=== RECORD EXCERPTS ===
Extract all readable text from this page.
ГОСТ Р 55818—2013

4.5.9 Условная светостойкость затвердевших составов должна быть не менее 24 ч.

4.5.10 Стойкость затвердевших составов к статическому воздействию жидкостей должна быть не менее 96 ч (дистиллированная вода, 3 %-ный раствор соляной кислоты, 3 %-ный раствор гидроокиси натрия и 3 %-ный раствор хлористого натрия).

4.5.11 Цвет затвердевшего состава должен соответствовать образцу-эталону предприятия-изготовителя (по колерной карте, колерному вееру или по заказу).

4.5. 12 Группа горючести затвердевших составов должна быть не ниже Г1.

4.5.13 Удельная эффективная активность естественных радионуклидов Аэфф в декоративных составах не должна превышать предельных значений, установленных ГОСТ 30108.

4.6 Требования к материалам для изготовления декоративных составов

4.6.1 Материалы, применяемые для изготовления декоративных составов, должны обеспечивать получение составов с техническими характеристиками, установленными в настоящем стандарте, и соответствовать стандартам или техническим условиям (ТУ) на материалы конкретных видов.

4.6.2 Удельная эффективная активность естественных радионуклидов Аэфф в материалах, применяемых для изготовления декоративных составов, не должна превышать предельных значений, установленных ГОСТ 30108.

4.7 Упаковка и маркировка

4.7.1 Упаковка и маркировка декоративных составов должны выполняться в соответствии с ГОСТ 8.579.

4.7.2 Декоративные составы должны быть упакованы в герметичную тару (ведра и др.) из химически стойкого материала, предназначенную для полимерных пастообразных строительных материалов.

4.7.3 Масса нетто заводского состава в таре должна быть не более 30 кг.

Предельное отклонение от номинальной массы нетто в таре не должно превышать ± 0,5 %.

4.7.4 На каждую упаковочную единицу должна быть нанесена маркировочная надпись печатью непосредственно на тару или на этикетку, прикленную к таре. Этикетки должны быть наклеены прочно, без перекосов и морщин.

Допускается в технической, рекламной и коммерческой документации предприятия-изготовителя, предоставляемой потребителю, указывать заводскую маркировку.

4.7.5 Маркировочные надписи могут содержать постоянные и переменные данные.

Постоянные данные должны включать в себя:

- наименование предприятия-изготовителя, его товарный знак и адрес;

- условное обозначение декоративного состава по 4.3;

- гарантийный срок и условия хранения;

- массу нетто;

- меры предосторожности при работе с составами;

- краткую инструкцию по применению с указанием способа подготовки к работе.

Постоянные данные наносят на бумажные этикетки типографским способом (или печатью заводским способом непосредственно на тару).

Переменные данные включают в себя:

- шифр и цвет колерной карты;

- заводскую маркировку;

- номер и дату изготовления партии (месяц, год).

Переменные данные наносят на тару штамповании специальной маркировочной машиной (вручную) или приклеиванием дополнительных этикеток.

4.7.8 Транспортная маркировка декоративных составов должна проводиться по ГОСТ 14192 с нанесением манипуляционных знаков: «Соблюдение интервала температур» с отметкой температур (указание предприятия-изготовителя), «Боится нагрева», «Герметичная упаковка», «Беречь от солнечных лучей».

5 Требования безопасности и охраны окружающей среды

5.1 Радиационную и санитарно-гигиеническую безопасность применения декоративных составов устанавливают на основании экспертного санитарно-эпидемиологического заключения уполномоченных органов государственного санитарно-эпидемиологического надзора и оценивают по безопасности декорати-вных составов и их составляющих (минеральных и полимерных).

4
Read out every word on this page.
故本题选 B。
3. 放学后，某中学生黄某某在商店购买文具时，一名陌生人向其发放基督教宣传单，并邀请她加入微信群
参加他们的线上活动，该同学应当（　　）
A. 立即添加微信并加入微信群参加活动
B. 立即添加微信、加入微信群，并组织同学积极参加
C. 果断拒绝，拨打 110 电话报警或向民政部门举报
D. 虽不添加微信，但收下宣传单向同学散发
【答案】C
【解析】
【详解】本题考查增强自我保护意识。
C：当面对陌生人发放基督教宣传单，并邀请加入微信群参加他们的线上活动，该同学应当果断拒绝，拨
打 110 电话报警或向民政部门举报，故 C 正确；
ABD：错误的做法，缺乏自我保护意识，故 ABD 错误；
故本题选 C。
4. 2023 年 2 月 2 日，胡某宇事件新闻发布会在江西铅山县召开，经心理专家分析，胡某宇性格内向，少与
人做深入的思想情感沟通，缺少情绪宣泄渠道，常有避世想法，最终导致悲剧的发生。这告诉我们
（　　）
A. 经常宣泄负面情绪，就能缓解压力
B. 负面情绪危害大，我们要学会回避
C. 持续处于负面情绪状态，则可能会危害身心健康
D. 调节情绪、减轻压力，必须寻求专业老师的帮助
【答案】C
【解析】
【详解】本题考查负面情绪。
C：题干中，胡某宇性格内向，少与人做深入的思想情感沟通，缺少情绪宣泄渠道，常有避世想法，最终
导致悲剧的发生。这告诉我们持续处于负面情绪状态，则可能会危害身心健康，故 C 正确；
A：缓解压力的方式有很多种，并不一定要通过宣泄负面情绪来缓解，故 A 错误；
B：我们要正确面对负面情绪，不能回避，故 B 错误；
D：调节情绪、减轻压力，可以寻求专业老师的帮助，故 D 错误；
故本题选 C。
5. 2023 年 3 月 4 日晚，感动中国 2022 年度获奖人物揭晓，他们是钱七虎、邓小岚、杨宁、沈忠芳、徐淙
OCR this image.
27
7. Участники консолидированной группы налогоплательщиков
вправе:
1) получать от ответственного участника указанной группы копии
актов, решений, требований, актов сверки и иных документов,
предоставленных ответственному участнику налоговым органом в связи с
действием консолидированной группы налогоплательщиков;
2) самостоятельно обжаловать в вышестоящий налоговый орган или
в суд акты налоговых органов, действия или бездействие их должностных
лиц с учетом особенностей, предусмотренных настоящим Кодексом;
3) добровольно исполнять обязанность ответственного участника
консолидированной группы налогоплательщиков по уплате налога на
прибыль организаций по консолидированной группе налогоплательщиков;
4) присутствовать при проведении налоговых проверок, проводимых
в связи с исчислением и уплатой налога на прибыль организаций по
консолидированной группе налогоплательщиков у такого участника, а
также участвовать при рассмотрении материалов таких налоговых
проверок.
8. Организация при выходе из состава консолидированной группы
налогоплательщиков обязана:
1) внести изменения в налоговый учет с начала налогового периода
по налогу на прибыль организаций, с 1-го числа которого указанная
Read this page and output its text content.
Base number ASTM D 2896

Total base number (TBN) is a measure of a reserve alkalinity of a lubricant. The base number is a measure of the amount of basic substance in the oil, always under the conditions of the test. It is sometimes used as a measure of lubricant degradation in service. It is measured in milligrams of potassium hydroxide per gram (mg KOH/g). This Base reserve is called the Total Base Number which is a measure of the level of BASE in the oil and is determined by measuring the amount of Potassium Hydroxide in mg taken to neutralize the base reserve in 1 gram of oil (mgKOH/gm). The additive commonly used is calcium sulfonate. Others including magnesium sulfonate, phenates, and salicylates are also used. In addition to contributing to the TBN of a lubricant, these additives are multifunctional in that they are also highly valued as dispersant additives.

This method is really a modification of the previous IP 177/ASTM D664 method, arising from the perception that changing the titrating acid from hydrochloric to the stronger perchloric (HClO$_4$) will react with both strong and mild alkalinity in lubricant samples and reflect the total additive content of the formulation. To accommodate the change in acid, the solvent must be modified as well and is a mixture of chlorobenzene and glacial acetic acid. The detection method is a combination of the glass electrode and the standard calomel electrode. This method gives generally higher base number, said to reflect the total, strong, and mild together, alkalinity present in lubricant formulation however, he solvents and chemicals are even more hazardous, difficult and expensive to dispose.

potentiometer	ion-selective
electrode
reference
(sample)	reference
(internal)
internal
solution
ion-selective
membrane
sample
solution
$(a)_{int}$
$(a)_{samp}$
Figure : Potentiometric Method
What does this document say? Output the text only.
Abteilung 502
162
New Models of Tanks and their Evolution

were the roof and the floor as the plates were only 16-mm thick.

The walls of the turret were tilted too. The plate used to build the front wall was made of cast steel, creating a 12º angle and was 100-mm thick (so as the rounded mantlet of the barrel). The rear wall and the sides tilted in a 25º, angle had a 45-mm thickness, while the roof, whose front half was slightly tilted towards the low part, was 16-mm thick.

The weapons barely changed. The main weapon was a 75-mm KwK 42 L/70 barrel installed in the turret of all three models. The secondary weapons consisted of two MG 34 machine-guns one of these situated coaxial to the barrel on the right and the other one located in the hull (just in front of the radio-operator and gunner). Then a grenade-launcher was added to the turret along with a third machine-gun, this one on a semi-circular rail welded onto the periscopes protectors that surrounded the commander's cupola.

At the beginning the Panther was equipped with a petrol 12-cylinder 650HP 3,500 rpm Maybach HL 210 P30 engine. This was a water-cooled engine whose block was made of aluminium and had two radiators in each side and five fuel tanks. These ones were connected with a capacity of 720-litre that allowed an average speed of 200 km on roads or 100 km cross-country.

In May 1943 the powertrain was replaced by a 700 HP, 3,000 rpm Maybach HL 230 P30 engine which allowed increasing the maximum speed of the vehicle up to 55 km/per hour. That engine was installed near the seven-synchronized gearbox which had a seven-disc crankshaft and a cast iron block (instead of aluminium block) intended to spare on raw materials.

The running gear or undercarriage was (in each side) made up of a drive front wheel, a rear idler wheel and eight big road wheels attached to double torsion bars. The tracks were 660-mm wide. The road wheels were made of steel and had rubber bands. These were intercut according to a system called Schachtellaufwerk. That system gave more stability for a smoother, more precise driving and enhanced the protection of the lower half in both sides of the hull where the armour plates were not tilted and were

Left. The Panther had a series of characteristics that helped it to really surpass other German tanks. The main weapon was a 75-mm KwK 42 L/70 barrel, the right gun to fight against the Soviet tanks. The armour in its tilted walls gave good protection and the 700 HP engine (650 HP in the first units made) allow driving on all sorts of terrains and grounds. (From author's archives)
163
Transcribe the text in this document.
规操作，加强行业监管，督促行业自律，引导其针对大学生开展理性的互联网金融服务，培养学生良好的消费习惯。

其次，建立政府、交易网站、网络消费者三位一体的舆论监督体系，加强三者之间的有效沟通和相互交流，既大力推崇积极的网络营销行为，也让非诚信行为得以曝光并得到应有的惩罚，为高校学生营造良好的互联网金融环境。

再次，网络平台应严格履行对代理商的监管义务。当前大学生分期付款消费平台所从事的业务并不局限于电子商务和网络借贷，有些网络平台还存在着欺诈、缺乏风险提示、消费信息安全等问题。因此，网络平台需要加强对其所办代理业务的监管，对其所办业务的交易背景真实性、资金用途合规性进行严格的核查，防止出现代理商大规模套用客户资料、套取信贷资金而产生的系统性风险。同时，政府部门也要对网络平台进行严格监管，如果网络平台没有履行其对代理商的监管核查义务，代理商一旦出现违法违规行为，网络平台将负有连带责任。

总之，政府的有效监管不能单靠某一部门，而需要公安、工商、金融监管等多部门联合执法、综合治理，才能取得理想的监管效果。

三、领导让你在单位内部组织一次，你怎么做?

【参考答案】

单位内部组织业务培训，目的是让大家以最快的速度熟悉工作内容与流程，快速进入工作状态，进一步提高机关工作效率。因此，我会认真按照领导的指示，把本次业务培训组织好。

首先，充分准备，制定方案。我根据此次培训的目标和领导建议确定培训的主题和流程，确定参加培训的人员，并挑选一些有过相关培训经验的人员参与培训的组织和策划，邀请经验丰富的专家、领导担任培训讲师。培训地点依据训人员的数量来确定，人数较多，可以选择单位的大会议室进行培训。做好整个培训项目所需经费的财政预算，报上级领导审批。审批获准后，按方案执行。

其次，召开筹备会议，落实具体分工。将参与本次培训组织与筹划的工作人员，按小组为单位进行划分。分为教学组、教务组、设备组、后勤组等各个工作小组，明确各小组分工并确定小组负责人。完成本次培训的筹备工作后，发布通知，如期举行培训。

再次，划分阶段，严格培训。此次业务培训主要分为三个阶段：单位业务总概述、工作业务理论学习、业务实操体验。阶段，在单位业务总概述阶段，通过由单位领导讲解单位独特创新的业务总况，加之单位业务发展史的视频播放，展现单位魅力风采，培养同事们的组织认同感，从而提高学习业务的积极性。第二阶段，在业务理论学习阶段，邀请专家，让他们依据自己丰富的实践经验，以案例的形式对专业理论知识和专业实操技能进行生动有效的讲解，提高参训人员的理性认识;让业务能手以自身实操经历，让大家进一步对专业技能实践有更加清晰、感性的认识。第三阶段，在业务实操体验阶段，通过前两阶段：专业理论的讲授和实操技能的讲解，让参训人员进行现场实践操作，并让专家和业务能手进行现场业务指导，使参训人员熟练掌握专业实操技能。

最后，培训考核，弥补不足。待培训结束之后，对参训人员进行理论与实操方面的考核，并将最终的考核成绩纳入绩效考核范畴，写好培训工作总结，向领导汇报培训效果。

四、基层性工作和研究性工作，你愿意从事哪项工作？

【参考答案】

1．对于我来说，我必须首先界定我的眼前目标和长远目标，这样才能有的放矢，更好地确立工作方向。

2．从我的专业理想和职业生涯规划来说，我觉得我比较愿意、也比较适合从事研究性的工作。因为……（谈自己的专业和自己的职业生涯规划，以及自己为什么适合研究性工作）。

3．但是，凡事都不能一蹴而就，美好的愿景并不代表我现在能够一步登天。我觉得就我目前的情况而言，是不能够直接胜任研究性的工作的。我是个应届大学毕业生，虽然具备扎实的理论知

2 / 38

=== BRIEF ===
How many lines of these entries contain the string "себя"? Reply with the number alone.

=== EXERCISE OUTPUT ===
2